• **The records**:
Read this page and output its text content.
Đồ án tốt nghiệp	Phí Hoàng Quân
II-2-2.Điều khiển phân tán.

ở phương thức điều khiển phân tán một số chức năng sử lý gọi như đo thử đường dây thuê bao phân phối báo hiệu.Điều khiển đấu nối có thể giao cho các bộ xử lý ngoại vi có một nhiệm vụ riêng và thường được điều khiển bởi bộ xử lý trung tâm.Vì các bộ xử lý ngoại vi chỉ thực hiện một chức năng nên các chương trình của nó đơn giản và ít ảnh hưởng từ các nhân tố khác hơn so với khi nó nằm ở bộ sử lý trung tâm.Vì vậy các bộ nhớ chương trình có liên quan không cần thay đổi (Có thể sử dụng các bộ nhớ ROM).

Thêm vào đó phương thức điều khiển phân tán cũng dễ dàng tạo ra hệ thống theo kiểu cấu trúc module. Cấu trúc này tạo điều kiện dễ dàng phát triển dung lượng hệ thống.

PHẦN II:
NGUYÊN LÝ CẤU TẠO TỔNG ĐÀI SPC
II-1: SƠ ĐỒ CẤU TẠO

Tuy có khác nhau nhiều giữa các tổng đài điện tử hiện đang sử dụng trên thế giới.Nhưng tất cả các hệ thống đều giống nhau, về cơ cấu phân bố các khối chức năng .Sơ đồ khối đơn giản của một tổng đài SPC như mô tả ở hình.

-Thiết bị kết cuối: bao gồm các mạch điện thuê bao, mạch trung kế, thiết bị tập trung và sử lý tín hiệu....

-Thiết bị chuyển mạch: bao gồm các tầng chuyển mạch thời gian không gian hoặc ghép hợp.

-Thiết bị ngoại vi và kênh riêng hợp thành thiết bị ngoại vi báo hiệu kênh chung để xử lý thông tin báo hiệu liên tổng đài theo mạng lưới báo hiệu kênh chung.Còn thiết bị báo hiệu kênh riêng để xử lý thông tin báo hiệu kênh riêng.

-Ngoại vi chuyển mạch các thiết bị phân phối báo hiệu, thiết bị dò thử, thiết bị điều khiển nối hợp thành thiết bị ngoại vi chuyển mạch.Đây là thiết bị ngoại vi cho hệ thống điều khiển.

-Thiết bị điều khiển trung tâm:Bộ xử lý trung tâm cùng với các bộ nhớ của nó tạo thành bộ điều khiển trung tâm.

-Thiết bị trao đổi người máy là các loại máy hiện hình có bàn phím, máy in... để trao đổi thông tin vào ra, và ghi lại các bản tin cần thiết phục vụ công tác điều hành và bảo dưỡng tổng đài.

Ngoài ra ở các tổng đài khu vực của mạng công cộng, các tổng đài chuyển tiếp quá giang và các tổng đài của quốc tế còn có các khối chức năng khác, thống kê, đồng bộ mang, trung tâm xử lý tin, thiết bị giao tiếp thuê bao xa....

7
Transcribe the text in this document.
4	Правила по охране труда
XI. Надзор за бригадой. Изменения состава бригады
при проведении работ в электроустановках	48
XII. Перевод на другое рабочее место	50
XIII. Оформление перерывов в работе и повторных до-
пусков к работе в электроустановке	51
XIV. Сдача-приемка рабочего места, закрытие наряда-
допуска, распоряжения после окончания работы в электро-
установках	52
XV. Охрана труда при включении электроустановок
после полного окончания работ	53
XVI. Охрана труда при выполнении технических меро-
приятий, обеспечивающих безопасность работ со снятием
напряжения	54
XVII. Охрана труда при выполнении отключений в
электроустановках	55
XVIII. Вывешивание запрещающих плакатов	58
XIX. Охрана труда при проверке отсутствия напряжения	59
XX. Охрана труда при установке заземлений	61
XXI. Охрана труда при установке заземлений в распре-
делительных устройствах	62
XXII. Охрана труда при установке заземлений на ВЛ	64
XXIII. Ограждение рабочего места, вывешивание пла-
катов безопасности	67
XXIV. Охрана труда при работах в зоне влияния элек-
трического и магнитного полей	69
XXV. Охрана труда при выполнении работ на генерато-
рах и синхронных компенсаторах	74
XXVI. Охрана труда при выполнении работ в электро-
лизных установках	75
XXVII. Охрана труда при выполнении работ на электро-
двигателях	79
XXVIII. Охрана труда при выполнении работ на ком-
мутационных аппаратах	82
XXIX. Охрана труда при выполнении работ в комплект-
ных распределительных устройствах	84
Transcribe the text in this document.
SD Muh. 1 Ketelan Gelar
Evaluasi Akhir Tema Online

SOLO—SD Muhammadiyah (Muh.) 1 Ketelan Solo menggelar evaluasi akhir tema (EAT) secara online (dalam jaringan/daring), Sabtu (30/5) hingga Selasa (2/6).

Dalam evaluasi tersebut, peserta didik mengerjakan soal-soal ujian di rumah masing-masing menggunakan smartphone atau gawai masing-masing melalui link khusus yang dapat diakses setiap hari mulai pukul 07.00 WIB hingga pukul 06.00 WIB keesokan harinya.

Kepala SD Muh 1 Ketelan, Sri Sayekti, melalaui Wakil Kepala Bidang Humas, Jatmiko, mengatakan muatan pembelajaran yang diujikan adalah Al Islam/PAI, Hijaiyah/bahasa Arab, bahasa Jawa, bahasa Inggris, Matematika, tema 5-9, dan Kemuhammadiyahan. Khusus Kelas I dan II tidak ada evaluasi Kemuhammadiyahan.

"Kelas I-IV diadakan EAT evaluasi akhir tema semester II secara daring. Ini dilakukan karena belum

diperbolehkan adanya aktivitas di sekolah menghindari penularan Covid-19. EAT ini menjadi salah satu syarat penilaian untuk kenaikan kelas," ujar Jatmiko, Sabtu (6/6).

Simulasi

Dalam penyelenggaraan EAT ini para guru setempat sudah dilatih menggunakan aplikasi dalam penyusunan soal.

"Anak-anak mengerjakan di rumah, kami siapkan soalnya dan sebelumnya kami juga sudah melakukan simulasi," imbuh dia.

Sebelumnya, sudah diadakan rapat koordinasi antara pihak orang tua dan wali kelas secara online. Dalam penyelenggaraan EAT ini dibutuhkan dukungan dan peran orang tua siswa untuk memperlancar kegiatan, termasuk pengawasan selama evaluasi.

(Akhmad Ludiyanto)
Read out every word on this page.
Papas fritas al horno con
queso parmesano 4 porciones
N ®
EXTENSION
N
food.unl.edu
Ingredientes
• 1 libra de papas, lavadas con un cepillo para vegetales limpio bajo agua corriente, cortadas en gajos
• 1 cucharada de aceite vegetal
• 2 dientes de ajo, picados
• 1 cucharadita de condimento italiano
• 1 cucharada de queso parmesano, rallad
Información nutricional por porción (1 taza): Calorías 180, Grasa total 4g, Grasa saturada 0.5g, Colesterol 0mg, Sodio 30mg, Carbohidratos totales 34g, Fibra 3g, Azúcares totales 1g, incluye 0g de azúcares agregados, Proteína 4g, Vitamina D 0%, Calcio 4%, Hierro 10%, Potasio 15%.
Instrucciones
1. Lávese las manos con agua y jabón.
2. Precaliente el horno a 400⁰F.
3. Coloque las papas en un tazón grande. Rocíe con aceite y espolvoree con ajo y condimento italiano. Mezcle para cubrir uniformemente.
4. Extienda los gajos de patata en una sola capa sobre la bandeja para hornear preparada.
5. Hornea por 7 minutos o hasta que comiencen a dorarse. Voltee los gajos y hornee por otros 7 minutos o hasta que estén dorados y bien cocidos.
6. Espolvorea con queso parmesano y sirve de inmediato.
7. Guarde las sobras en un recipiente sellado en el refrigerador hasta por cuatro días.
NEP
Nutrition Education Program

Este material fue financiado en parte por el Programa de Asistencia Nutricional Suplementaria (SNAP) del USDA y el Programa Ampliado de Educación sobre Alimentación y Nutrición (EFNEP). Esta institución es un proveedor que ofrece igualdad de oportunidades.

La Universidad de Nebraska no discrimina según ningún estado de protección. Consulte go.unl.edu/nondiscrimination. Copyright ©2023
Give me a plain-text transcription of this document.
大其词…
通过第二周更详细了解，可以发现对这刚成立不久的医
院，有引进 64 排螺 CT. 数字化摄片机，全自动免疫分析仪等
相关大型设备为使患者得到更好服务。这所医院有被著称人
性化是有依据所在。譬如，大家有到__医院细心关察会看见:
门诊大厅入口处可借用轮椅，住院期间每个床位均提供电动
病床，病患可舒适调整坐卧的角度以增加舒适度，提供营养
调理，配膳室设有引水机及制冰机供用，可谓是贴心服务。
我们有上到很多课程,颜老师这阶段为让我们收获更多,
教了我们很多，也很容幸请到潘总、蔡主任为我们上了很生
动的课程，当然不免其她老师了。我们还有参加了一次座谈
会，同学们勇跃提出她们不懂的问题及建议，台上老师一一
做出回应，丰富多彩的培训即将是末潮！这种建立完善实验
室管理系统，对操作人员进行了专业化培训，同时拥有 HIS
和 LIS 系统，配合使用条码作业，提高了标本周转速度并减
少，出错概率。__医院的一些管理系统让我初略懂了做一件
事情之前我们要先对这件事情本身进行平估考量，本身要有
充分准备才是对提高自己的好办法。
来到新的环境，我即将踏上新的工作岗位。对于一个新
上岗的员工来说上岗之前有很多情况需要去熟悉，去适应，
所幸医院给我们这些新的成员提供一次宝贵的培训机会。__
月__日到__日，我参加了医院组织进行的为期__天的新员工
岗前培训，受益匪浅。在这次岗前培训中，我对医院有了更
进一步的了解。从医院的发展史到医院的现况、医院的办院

• **What is expected**: Return, unchanged, each line from the line containing "Give me a plain-text" through the last line of the material.

• **Written answer**:
Give me a plain-text transcription of this document.
大其词…
通过第二周更详细了解，可以发现对这刚成立不久的医
院，有引进 64 排螺 CT. 数字化摄片机，全自动免疫分析仪等
相关大型设备为使患者得到更好服务。这所医院有被著称人
性化是有依据所在。譬如，大家有到__医院细心关察会看见:
门诊大厅入口处可借用轮椅，住院期间每个床位均提供电动
病床，病患可舒适调整坐卧的角度以增加舒适度，提供营养
调理，配膳室设有引水机及制冰机供用，可谓是贴心服务。
我们有上到很多课程,颜老师这阶段为让我们收获更多,
教了我们很多，也很容幸请到潘总、蔡主任为我们上了很生
动的课程，当然不免其她老师了。我们还有参加了一次座谈
会，同学们勇跃提出她们不懂的问题及建议，台上老师一一
做出回应，丰富多彩的培训即将是末潮！这种建立完善实验
室管理系统，对操作人员进行了专业化培训，同时拥有 HIS
和 LIS 系统，配合使用条码作业，提高了标本周转速度并减
少，出错概率。__医院的一些管理系统让我初略懂了做一件
事情之前我们要先对这件事情本身进行平估考量，本身要有
充分准备才是对提高自己的好办法。
来到新的环境，我即将踏上新的工作岗位。对于一个新
上岗的员工来说上岗之前有很多情况需要去熟悉，去适应，
所幸医院给我们这些新的成员提供一次宝贵的培训机会。__
月__日到__日，我参加了医院组织进行的为期__天的新员工
岗前培训，受益匪浅。在这次岗前培训中，我对医院有了更
进一步的了解。从医院的发展史到医院的现况、医院的办院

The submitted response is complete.